## Stated exercise
Within the listing below, locate all lines containing the word "Daten". Copy each one.

## Information given
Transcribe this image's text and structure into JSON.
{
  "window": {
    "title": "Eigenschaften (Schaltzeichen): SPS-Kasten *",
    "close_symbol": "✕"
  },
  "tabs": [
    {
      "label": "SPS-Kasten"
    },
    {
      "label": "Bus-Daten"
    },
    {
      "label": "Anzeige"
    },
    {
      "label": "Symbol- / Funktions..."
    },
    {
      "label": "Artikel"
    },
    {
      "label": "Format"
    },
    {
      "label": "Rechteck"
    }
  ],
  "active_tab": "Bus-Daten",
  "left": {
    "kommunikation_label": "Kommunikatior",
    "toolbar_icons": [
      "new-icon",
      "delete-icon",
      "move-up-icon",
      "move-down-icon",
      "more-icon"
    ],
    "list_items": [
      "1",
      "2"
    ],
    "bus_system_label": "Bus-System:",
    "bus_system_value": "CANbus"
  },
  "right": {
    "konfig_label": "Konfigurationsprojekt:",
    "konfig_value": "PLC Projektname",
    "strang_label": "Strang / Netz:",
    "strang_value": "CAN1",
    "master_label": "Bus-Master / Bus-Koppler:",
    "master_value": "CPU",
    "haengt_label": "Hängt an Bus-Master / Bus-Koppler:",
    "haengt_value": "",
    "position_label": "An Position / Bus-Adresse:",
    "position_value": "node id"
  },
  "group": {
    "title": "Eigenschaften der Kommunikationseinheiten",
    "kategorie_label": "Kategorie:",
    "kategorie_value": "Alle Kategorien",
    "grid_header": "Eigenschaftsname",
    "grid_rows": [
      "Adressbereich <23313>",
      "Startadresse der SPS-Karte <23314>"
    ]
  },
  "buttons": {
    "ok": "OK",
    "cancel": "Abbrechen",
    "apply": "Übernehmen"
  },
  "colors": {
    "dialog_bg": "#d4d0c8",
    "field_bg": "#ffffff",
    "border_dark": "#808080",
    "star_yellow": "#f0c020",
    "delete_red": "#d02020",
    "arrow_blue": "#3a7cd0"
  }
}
==
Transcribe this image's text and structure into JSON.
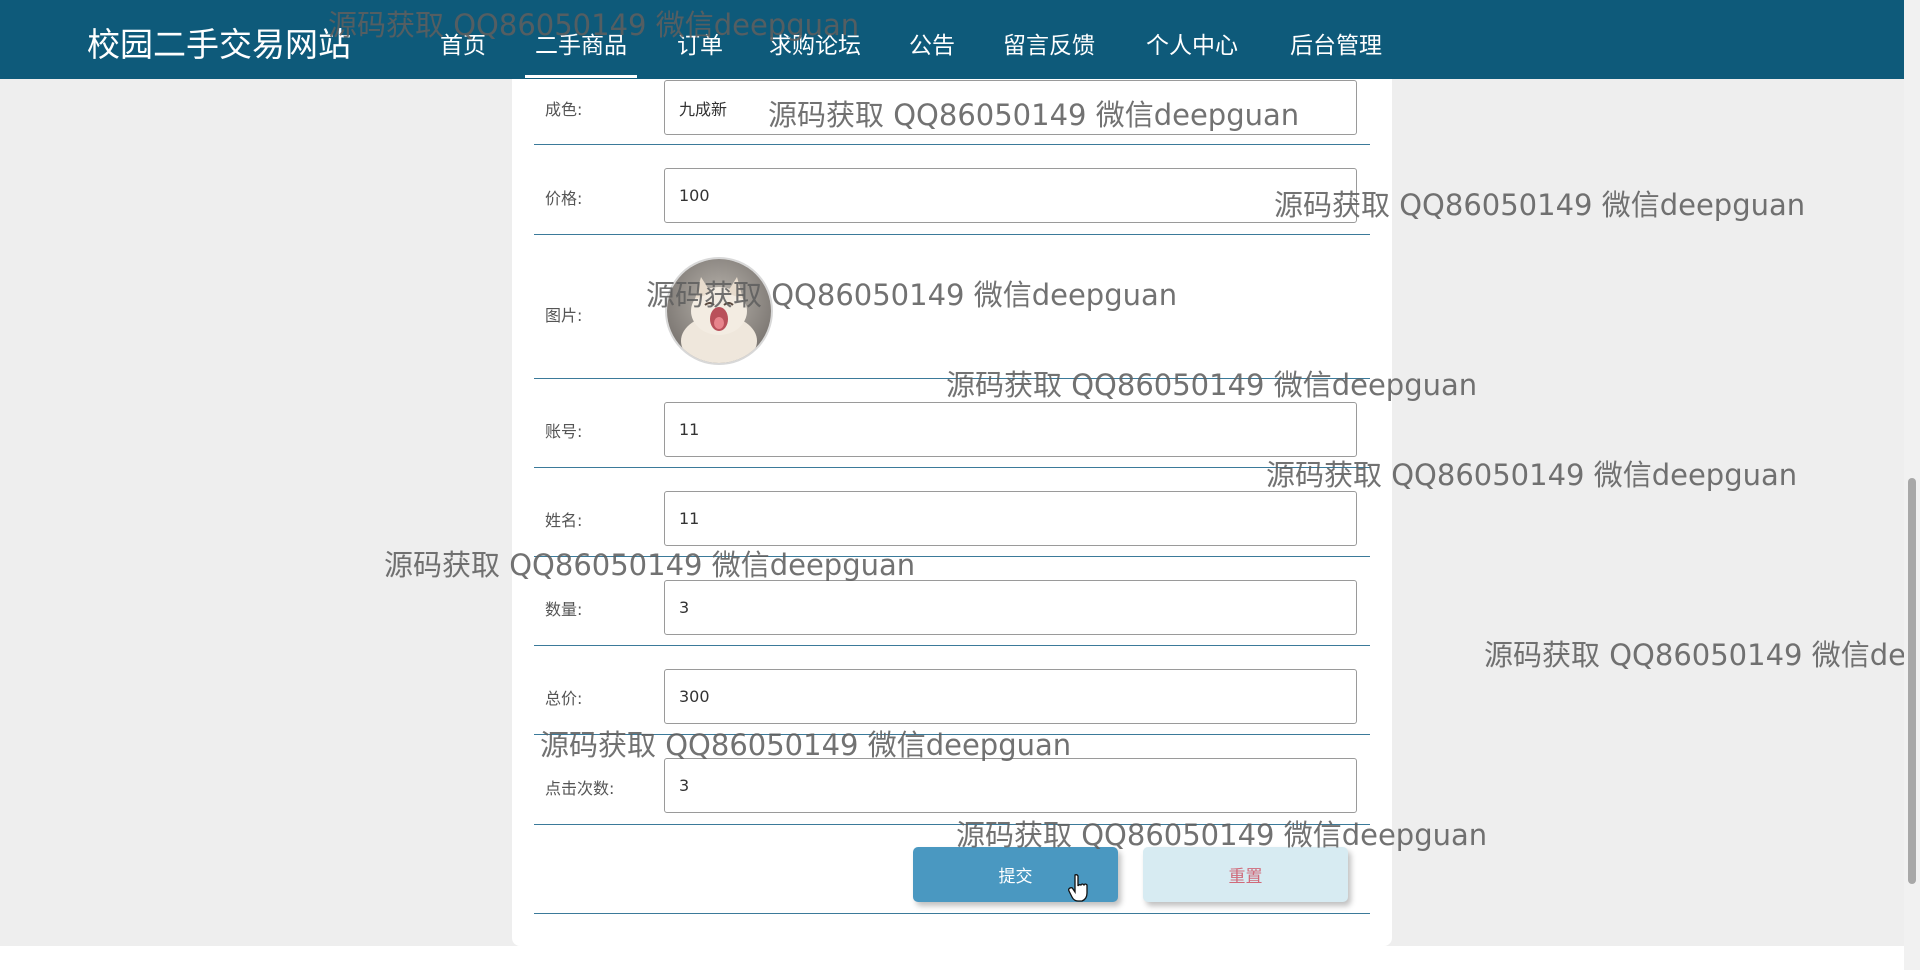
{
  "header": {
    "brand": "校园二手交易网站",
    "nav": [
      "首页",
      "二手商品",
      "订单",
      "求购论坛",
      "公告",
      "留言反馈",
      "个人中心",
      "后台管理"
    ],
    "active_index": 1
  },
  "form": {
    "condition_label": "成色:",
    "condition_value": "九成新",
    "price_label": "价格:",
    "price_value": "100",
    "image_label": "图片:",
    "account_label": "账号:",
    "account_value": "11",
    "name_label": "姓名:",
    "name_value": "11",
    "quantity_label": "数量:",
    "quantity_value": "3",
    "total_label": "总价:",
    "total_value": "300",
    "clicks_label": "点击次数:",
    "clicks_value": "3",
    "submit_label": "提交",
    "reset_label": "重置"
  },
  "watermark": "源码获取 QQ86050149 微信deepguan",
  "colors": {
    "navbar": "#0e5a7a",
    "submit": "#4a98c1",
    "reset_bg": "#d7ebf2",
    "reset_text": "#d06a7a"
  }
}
--
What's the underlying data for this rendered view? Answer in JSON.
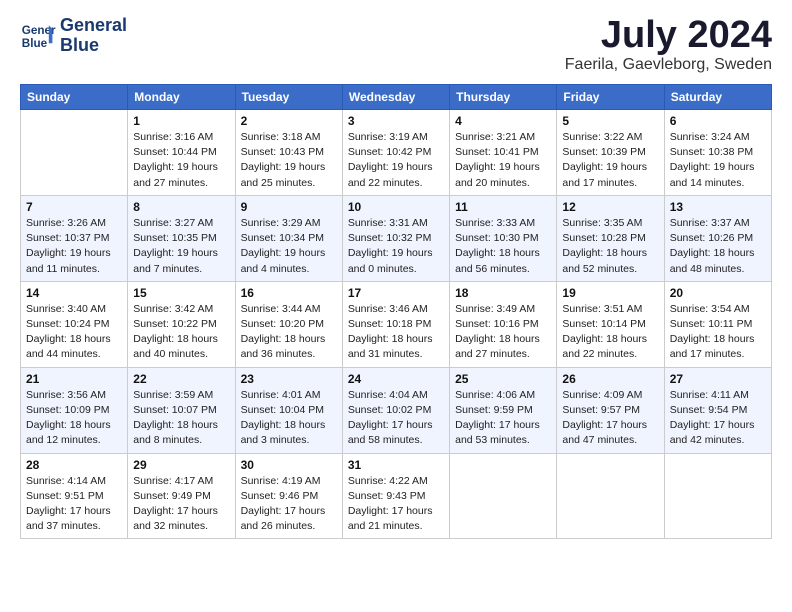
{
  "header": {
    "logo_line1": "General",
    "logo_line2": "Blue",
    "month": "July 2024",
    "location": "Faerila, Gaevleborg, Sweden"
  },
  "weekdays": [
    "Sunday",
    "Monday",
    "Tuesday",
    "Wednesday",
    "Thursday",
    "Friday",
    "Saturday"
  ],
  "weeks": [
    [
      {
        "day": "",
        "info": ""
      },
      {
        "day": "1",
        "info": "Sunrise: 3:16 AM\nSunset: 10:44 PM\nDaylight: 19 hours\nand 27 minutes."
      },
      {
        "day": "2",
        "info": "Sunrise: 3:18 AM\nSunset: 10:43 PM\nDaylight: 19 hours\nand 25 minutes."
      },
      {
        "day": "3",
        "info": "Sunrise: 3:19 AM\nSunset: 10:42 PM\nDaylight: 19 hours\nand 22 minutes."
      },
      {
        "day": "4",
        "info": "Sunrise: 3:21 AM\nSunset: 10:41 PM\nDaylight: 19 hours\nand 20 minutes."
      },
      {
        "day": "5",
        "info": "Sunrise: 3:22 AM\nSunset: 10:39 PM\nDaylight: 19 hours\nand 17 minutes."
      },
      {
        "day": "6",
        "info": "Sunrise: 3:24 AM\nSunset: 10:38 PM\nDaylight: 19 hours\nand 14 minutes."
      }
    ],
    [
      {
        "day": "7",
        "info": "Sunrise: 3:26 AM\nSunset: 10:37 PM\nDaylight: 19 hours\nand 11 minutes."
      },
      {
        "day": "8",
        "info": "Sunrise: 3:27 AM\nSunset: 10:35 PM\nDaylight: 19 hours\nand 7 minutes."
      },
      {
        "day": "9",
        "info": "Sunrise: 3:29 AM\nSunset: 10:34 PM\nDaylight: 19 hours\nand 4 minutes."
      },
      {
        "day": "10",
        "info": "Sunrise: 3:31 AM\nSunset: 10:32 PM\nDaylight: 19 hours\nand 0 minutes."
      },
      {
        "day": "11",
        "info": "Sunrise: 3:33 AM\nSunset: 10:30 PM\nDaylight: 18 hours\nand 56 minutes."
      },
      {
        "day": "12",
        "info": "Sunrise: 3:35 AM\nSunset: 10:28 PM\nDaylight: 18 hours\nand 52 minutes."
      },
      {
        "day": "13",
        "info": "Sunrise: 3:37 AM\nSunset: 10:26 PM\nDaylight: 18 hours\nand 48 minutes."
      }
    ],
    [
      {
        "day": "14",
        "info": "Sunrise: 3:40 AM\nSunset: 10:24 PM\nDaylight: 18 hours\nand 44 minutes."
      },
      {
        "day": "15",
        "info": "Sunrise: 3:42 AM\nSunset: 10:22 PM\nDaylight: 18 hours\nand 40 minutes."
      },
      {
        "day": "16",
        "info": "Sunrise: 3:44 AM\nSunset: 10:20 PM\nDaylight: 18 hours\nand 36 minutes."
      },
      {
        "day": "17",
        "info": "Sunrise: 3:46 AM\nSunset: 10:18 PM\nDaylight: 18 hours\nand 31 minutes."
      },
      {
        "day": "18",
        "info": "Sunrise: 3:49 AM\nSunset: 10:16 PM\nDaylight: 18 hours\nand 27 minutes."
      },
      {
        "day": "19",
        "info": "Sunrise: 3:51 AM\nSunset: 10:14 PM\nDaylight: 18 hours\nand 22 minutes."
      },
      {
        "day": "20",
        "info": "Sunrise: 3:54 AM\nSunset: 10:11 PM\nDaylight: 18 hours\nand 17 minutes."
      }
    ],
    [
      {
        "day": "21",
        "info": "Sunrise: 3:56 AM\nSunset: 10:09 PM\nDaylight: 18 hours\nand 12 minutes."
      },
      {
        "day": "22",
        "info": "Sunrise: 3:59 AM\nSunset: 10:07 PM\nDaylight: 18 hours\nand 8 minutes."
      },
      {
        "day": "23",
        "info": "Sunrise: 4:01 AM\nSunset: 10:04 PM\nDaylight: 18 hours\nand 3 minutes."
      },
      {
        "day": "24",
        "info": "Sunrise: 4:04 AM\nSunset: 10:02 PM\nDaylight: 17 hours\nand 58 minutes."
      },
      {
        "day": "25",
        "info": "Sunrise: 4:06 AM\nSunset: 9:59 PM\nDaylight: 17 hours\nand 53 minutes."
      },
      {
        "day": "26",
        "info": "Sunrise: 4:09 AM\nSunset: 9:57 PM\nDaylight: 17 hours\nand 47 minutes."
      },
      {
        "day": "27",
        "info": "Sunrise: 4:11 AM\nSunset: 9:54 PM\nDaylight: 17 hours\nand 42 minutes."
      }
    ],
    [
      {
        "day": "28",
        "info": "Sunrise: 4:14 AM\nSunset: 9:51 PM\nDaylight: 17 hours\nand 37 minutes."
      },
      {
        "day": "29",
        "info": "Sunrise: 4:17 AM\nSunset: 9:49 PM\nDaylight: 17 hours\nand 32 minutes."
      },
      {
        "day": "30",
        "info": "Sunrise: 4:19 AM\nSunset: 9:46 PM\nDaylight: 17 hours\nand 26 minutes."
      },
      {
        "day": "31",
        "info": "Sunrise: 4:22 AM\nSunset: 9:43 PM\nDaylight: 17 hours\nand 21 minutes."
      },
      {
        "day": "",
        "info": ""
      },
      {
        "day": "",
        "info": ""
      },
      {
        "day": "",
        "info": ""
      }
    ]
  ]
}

## Output below
      "label": "Bus-Daten"
  "active_tab": "Bus-Daten",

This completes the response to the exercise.